Design of Area Array CCD Driving Circuit Based on FPGA

0 Introduction
CCD (Charge Coupled Devices) is a new type of semiconductor integrated optoelectronic device developed in the early 1970s. In the past 30 years, the research on CCD devices and their application technologies has made rapid progress, especially in the field of image sensing and non-contact measurement. It has the advantages of low noise, wide spectral response, high accuracy and sensitivity, and good reliability. The CCD imaging system is mainly composed of an optical system, a drive circuit, a signal processing circuit, and an image processing circuit.
This article mainly introduces the design of the CCD sensor drive circuit, including the drive timing generation circuit, the power conversion circuit, and the driver circuit. Among them, the drive timing generation circuit provides the CCD sensor with various timing pulses required for normal operation; the power conversion circuit provides the CCD with various DC bias voltages required for normal operation; and the driver circuit is used to improve the driving ability of the drive timing.

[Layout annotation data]

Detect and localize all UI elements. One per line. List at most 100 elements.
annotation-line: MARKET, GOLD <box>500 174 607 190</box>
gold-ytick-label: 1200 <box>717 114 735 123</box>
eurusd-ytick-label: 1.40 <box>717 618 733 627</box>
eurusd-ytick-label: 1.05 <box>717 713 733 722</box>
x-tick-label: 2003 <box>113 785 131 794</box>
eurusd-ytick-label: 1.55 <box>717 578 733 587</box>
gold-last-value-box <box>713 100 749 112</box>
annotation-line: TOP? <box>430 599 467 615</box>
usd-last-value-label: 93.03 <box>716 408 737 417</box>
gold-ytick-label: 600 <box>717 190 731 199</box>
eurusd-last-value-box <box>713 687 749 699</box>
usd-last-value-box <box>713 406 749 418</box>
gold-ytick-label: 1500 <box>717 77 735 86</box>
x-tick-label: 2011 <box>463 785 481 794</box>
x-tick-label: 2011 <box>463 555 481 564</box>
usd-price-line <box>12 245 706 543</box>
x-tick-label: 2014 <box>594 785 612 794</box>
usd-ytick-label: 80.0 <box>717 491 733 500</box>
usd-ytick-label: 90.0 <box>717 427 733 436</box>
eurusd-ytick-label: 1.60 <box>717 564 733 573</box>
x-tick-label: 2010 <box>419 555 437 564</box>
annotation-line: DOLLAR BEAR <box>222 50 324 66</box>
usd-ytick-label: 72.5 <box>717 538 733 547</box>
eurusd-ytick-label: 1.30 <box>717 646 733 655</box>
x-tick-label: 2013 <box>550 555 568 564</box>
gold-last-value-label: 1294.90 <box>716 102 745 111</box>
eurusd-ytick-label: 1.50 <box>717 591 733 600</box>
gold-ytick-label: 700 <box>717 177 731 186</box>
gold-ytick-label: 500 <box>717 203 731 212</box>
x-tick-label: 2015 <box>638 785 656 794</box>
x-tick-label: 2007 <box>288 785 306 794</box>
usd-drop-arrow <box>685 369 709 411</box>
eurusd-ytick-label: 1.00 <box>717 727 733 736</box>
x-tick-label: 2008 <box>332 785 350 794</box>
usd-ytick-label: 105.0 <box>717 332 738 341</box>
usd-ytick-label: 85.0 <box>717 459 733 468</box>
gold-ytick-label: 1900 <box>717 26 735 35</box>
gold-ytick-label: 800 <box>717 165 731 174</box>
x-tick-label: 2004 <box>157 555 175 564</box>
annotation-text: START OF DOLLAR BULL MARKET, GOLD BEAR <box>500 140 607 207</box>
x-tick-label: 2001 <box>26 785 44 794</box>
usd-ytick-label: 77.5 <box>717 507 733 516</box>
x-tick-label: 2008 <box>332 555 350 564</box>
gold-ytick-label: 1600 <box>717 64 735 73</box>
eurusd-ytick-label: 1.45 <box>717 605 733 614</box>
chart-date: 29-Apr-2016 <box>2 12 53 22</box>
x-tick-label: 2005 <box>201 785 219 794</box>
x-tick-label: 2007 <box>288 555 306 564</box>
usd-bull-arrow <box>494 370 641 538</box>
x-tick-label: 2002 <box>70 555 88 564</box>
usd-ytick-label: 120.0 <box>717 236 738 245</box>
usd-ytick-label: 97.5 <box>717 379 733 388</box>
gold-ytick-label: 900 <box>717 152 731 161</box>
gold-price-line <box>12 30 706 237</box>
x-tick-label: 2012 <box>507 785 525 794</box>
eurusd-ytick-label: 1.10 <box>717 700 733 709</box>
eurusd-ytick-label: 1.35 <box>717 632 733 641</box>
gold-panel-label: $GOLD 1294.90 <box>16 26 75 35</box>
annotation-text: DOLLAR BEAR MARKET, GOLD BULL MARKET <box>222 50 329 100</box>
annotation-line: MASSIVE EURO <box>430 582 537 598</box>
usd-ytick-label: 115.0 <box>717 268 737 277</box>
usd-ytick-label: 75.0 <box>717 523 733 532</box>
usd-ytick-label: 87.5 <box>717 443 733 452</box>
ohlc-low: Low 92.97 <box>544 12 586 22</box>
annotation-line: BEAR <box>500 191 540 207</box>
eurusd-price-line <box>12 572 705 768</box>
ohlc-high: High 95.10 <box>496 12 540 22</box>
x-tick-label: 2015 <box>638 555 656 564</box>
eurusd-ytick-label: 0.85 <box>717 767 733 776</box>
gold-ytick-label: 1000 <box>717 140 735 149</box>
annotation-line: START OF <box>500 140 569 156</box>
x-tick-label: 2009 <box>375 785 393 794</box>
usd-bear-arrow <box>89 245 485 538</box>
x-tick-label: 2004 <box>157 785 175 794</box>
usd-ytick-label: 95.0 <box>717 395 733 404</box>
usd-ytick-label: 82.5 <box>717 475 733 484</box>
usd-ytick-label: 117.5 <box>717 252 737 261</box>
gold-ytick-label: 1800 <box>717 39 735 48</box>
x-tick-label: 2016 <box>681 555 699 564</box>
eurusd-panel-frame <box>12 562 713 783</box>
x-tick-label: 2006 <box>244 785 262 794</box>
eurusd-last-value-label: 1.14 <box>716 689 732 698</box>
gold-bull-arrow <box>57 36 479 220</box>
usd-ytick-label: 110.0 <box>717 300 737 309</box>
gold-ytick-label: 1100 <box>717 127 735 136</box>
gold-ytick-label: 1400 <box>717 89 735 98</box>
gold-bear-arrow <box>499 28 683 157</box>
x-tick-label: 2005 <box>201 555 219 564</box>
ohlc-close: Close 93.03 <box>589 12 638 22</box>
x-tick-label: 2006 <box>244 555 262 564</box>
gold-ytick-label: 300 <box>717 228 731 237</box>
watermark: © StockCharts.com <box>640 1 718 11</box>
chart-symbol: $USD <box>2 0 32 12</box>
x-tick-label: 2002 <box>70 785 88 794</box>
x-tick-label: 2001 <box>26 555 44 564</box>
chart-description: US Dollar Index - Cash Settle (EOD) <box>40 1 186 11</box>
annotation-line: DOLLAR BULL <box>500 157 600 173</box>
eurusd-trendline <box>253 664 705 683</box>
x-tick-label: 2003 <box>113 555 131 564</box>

EXERCISE SET »
1. Answer these from the CCD drive circuit text above the items:
(a) In what period was the CCD developed?
(b) What four parts make up the CCD imaging system?
(c) What does the power conversion circuit provide to the CCD?
2. Reproduce a passage of the CCD drive circuit text, starting at the words "This article mainly" and ending after "the drive timing.".

OUTPUTS BY TASK »
1.
(a) The early 1970s.
(b) An optical system, a drive circuit, a signal processing circuit, and an image processing circuit.
(c) The various DC bias voltages it needs for normal operation.

2.
This article mainly introduces the design of the CCD sensor drive circuit, including the drive timing generation circuit, the power conversion circuit, and the driver circuit. Among them, the drive timing generation circuit provides the CCD sensor with various timing pulses required for normal operation; the power conversion circuit provides the CCD with various DC bias voltages required for normal operation; and the driver circuit is used to improve the driving ability of the drive timing.